*WHAT THE TASK ASKS*: Lines holding the string "Email" are the ones to copy; find them all in the data.

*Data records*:
━━━

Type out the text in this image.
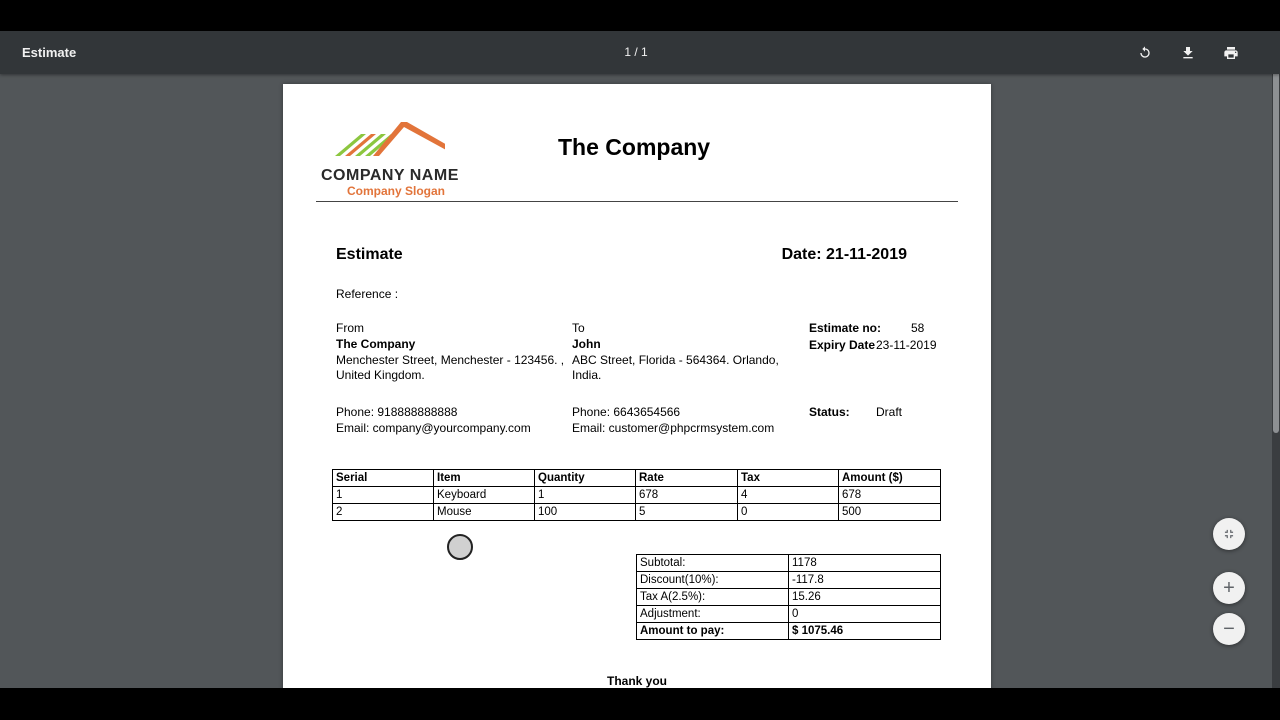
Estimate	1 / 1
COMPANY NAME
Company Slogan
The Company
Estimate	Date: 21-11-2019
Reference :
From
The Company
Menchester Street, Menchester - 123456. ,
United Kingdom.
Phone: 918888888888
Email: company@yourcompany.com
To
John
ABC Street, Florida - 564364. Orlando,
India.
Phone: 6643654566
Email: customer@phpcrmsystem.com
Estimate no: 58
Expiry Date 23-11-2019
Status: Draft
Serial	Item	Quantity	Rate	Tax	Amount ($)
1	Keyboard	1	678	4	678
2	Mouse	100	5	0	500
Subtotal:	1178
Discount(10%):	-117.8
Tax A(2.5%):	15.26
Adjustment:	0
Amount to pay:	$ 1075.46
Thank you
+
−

━━━

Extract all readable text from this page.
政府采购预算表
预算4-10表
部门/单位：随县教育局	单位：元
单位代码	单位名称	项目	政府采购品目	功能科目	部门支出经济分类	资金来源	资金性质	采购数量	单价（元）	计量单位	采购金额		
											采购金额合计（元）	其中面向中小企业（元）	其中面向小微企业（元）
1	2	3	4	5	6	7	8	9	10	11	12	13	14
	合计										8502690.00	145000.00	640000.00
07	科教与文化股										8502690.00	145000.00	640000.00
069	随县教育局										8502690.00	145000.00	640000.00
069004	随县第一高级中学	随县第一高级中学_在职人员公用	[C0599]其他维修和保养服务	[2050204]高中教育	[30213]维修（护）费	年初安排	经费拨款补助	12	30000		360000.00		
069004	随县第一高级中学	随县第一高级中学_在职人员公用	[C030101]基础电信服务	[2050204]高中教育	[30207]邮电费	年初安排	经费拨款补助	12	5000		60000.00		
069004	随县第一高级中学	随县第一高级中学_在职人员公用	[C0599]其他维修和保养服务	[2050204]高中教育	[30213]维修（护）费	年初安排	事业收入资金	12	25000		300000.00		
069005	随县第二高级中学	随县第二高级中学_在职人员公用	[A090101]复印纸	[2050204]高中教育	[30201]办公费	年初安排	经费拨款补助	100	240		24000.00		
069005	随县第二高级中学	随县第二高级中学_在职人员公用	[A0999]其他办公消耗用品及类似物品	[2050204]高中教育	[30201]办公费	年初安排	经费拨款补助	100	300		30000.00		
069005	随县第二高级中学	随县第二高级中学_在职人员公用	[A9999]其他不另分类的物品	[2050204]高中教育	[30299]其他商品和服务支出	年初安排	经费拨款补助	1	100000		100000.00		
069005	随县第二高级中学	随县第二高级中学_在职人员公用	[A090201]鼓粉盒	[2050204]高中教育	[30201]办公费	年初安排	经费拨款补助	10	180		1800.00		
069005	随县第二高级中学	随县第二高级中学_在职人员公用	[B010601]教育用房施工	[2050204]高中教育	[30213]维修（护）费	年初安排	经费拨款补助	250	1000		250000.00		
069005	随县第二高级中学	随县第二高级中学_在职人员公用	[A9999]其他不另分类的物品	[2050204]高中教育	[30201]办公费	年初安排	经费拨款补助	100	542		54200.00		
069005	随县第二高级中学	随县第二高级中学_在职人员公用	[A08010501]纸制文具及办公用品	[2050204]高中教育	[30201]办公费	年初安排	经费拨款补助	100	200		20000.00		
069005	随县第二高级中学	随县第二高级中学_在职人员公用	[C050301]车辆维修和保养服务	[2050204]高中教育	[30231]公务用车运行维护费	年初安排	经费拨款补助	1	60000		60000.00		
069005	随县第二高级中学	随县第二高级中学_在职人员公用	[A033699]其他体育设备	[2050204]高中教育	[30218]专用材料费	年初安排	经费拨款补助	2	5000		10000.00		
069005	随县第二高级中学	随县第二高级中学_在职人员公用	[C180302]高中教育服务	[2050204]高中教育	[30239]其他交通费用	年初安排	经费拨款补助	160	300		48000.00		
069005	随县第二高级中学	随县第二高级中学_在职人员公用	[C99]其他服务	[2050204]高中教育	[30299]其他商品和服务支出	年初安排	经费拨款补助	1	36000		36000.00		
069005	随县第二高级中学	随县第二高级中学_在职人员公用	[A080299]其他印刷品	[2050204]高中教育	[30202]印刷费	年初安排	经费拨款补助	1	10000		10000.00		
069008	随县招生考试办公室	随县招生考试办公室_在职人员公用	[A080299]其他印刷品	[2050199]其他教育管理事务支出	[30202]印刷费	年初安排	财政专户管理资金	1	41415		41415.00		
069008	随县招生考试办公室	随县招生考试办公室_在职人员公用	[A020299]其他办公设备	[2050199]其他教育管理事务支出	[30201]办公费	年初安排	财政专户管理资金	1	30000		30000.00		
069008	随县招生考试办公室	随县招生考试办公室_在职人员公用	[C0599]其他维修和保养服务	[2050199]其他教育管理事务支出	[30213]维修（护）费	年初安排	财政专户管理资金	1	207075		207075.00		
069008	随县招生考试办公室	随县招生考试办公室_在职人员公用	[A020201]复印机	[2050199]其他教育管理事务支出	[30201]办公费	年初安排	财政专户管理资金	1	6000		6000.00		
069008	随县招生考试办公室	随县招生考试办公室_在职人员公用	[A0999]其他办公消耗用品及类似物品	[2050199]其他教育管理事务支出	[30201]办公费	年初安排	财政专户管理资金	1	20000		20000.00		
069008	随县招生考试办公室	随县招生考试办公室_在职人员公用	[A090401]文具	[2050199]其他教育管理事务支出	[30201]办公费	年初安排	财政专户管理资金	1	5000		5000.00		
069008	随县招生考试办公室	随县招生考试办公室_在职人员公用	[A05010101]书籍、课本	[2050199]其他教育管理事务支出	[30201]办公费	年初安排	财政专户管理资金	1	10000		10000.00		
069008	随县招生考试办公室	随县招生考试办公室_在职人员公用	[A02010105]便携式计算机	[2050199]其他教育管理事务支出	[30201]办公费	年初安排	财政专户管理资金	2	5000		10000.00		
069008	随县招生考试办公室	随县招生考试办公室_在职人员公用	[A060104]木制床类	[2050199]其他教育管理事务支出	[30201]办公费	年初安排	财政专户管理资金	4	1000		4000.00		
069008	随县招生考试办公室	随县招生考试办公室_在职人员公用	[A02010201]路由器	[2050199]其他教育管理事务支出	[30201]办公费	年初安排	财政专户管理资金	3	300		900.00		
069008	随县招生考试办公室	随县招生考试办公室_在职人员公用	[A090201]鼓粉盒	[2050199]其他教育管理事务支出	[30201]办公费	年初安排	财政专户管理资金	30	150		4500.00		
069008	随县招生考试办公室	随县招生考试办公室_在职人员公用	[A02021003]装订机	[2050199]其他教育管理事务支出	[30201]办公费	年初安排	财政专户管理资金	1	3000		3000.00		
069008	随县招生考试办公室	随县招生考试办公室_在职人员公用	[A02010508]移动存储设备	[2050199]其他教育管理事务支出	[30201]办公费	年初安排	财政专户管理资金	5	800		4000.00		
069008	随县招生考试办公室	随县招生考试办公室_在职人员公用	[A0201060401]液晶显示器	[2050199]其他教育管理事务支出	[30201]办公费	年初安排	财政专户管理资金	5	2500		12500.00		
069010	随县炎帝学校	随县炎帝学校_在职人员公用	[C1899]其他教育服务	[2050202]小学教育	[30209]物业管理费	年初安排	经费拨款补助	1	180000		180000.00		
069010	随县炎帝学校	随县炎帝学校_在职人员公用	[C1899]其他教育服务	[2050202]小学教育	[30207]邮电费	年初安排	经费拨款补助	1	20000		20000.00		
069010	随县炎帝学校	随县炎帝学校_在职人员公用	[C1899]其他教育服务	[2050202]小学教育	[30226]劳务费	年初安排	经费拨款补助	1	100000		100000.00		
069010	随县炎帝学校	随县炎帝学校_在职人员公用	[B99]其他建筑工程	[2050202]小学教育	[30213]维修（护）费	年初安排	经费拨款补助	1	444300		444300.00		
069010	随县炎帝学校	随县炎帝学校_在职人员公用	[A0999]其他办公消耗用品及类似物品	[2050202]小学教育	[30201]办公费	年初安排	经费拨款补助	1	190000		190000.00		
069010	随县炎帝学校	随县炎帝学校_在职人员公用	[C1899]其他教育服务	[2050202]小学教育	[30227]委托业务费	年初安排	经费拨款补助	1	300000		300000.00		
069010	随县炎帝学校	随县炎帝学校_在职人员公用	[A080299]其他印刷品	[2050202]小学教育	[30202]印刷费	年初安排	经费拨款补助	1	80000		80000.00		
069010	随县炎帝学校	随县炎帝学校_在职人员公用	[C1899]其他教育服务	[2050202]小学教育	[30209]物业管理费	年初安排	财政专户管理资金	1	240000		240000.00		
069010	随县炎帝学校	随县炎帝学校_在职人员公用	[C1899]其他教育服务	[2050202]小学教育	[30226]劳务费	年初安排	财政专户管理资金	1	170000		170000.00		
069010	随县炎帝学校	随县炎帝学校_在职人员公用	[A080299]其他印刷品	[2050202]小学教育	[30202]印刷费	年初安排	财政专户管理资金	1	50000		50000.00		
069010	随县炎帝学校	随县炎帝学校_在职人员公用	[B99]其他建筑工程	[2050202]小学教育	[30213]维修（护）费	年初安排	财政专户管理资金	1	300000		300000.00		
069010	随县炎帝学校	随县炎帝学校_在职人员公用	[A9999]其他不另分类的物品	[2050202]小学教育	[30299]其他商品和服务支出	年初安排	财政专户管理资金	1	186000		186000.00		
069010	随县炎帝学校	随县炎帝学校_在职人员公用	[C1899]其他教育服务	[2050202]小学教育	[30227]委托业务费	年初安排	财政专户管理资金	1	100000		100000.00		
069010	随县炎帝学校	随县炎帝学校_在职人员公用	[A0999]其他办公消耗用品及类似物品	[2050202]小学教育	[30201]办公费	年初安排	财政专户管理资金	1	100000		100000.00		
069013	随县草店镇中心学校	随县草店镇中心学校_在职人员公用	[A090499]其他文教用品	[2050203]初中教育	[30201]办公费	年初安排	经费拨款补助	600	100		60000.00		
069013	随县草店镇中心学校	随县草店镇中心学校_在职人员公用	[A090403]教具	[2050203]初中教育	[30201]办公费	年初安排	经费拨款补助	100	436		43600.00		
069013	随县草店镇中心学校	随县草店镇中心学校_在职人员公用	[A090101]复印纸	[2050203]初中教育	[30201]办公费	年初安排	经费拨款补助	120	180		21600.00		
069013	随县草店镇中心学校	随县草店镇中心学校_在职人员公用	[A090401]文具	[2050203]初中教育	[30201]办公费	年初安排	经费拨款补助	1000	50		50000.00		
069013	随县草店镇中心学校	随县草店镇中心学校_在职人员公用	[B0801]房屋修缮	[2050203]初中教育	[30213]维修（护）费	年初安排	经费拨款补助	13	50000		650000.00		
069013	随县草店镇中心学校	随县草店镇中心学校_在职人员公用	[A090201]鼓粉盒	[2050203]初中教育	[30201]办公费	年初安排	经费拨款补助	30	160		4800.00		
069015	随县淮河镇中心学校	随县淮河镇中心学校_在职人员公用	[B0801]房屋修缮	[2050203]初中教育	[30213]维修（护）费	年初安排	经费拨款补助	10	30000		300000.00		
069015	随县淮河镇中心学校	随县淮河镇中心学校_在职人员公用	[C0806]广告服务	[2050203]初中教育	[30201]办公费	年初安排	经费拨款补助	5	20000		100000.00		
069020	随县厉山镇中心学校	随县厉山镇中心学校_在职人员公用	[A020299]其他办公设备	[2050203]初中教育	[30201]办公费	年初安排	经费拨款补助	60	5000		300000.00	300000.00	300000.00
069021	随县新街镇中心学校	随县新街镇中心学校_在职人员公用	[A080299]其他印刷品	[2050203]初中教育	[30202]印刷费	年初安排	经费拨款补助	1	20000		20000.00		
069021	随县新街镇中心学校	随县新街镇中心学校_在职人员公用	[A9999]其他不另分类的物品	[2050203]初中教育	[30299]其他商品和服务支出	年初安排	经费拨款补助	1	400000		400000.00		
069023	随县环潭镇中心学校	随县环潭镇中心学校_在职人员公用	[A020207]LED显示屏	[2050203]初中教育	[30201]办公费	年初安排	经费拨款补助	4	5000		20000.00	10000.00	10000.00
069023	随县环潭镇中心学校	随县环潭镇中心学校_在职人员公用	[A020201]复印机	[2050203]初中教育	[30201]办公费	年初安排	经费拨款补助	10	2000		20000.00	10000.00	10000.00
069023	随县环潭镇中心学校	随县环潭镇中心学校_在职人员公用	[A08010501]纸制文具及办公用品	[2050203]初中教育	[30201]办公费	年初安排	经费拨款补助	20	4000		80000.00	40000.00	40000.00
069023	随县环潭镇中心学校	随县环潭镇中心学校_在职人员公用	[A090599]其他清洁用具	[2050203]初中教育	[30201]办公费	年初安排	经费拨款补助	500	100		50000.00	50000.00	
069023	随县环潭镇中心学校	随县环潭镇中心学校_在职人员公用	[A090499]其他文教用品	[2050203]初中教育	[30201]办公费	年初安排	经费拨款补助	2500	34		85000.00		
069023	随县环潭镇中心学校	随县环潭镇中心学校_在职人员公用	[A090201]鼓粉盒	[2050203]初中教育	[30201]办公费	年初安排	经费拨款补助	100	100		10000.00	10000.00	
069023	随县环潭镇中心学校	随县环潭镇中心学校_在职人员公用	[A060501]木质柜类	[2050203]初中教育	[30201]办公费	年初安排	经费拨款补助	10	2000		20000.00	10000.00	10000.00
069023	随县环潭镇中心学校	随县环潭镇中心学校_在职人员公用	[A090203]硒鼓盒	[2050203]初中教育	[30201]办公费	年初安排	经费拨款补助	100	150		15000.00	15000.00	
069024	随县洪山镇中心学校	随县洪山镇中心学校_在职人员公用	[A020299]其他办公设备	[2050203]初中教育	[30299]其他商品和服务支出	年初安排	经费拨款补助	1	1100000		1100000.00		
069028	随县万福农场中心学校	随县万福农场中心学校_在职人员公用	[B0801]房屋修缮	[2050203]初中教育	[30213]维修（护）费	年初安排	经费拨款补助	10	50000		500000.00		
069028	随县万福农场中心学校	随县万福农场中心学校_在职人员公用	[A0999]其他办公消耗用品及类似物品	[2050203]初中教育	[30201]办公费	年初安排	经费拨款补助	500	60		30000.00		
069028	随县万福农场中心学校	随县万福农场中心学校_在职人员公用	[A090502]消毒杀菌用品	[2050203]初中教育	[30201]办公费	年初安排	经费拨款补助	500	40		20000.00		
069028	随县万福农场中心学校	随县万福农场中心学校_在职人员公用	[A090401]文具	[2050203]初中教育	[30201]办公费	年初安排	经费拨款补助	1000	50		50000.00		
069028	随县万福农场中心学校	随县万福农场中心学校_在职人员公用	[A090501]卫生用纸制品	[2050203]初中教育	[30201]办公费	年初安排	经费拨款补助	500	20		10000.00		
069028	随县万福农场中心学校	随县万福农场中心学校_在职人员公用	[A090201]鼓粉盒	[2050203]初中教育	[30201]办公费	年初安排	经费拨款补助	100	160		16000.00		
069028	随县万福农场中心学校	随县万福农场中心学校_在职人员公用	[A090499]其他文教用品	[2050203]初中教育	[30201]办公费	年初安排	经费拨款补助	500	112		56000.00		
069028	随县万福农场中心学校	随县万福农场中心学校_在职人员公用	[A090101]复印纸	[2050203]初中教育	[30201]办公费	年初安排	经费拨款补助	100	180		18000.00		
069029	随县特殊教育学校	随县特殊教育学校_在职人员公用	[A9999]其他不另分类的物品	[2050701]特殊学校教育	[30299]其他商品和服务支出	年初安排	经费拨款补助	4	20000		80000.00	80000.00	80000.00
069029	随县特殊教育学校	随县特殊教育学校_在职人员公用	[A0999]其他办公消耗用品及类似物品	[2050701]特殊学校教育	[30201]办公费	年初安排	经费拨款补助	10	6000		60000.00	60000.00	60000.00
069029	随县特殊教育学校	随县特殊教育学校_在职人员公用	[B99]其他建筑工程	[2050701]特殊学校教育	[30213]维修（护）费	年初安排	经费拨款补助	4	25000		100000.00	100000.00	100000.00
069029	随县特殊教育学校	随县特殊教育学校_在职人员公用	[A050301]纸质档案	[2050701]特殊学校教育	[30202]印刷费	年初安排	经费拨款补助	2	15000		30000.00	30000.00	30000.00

━━━

*WRITTEN RESPONSE*:
Email: company@yourcompany.com
Email: customer@phpcrmsystem.com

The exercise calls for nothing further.